Marta escribe que la educación fue para ella como vocación religiosa, y nos describe con pinceladas magníficas el Grupo de Los Diez. Y por qué no conmemoramos e inauguramos, me pregunto ahora, una Plaza de Los Diez. ¿Quiénes eran esos quijotes de barrios santiaguinos? ¿Quién era Pedro Prado? Lo que dice Marta me recuerda algo que me decía Pablo Neruda en los años cincuenta. Había ido a visitar a Prado en su torre, donde hablaba de cosas no sabidas entre nosotros, y se había encontrado con extrañas ceremonias iniciáticas y con personajes encapuchados: Manuel Magallanes Moure, los músicos Alfonso Leng y Acario Cotapos, y Augusto D'Halmar, acompañado de algún otro. ¿Habitantes de Tontilandia, o tontorrones bromistas, inanidios descritos por la pluma ácida de una joven escritora de provincia y de inteligencia lúcida? Esa escritora, ñublense, chillaneja, Marta Brunet, describe una visita a la Casa de Los Diez, y otra a Montolín, y son páginas maestras de la vapuleada literatura chilena. Vamos, murmura uno, y veamos, y callemos. Y si nuestros gobernantes desprevenidos, a pesar de consejos rectorales, estudiaran a Cotapos, leyeran a Marta Brunet, se enterarían de quiénes fueron Vicuña Mackenna y Vicente Pérez Rosales, y capaz que así saldríamos de Tontilandia y de Inanidia sin darnos ni cuenta.
Marta emprende viaje a Argentina, conoce a un judío ruso, Alberto Gerchunov, que regresa de París después de sostener inverosímiles conversaciones con Marcel Proust en persona. Ella escucha entonces una sonata de Beethoven interpretada en un galpón de Chillán Viejo por Claudio Arrau, y uno se vuelve a preguntar si somos tan tontorrones o si nos hemos extraviado en algún camino pedregoso, en los márgenes del río Cato o del río Ñuble, mientras Jenaro se inventa un socio y Joaquín se extravía en un prostíbulo de la calle Borja. Háblenos usted de Tontilandia, y lea, en lugar de Wittgenstein, a Baldomero, a don Alberto y a don José Santos, y converse un rato, sin pretensiones mayores, en el mesón de La Bahía, en medio del ruido de los cachos y de las exclamaciones de los amigos. Cosas de Chilito y, si quieren ustedes, de Tontilandia.
* * * * * * * * *
CONJUNTO DE TAREAS:
1. Según el fragmento, ¿quién interpreta la sonata de Beethoven que Marta escucha en un galpón de Chillán Viejo?
2. Indique si cada afirmación concuerda con el fragmento y cite las palabras que lo deciden: (a) Alberto Gerchunov regresa de Londres. (b) Marta Brunet es ñublense y chillaneja. (c) Pablo Neruda contaba lo de la torre de Prado en los años sesenta.
* * * * * * * * *
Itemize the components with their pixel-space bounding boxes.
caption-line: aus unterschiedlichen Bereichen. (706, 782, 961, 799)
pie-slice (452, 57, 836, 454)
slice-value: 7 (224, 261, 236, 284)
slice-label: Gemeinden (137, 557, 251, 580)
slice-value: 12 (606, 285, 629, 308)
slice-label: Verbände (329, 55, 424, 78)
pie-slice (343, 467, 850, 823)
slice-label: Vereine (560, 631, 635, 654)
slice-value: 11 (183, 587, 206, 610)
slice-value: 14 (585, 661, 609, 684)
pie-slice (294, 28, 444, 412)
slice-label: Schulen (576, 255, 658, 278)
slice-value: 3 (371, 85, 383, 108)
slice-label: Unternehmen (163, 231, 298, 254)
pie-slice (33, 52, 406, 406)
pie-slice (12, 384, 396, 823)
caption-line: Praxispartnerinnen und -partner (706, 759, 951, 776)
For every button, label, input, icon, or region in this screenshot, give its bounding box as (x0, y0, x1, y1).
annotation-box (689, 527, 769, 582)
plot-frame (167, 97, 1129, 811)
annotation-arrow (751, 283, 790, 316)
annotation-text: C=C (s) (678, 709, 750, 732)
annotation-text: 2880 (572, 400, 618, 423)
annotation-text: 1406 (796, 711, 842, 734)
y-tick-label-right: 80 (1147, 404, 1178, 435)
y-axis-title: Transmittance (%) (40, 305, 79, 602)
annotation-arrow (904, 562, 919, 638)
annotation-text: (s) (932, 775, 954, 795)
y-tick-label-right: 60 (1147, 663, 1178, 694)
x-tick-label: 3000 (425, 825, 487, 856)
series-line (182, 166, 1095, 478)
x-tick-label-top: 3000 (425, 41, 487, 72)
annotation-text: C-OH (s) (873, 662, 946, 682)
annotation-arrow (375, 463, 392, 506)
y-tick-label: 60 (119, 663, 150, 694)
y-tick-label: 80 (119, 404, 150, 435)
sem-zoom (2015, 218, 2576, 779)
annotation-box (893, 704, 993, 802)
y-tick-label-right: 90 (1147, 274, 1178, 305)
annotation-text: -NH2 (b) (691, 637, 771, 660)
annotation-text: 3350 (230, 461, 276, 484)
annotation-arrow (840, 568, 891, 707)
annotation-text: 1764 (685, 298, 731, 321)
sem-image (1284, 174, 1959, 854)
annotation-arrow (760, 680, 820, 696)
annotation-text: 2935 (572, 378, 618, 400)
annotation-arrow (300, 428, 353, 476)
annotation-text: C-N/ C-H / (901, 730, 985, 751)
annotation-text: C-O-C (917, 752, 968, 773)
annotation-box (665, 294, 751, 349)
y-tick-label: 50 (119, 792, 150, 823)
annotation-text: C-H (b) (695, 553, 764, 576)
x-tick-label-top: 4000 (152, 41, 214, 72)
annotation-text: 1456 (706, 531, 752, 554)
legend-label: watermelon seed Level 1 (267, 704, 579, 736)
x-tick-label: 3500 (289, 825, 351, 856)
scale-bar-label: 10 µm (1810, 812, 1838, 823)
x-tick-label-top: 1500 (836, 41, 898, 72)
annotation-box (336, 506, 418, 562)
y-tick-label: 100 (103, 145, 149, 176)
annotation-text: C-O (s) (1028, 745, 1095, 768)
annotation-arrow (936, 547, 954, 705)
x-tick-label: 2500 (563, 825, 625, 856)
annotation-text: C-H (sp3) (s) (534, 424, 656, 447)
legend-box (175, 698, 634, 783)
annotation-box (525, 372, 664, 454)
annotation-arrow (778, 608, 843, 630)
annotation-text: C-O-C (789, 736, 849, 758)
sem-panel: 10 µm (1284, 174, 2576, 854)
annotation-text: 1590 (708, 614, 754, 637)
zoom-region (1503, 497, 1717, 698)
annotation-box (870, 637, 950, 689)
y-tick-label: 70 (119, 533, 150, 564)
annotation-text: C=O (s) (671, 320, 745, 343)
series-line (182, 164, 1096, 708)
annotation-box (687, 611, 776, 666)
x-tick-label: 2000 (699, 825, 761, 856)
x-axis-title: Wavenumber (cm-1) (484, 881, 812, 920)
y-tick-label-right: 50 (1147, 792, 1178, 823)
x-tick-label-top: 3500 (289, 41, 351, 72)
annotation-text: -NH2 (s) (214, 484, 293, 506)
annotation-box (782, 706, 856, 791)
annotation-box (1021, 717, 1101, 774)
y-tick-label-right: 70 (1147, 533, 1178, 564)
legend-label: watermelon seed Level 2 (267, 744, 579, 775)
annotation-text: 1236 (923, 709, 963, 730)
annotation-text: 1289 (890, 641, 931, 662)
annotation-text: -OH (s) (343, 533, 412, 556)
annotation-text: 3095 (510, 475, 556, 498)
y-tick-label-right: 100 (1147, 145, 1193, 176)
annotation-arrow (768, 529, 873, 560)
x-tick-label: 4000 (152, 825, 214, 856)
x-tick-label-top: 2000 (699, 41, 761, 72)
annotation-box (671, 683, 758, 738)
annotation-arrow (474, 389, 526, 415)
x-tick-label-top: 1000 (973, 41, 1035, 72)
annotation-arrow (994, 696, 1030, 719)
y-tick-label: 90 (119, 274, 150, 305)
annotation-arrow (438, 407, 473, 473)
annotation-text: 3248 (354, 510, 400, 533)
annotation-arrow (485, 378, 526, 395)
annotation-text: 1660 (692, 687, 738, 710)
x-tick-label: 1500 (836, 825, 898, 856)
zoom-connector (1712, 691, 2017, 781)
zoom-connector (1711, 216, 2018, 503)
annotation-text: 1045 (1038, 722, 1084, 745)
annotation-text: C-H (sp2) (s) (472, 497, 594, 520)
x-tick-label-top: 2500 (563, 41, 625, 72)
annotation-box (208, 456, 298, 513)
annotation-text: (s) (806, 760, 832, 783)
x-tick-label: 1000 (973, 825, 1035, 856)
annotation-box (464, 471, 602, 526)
* * * * * * * * *
RESPUESTAS:
1. Claudio Arrau.

2.
(a) No: "que regresa de París después de sostener inverosímiles conversaciones con Marcel Proust en persona".
(b) Sí: "Esa escritora, ñublense, chillaneja, Marta Brunet".
(c) No: "algo que me decía Pablo Neruda en los años cincuenta".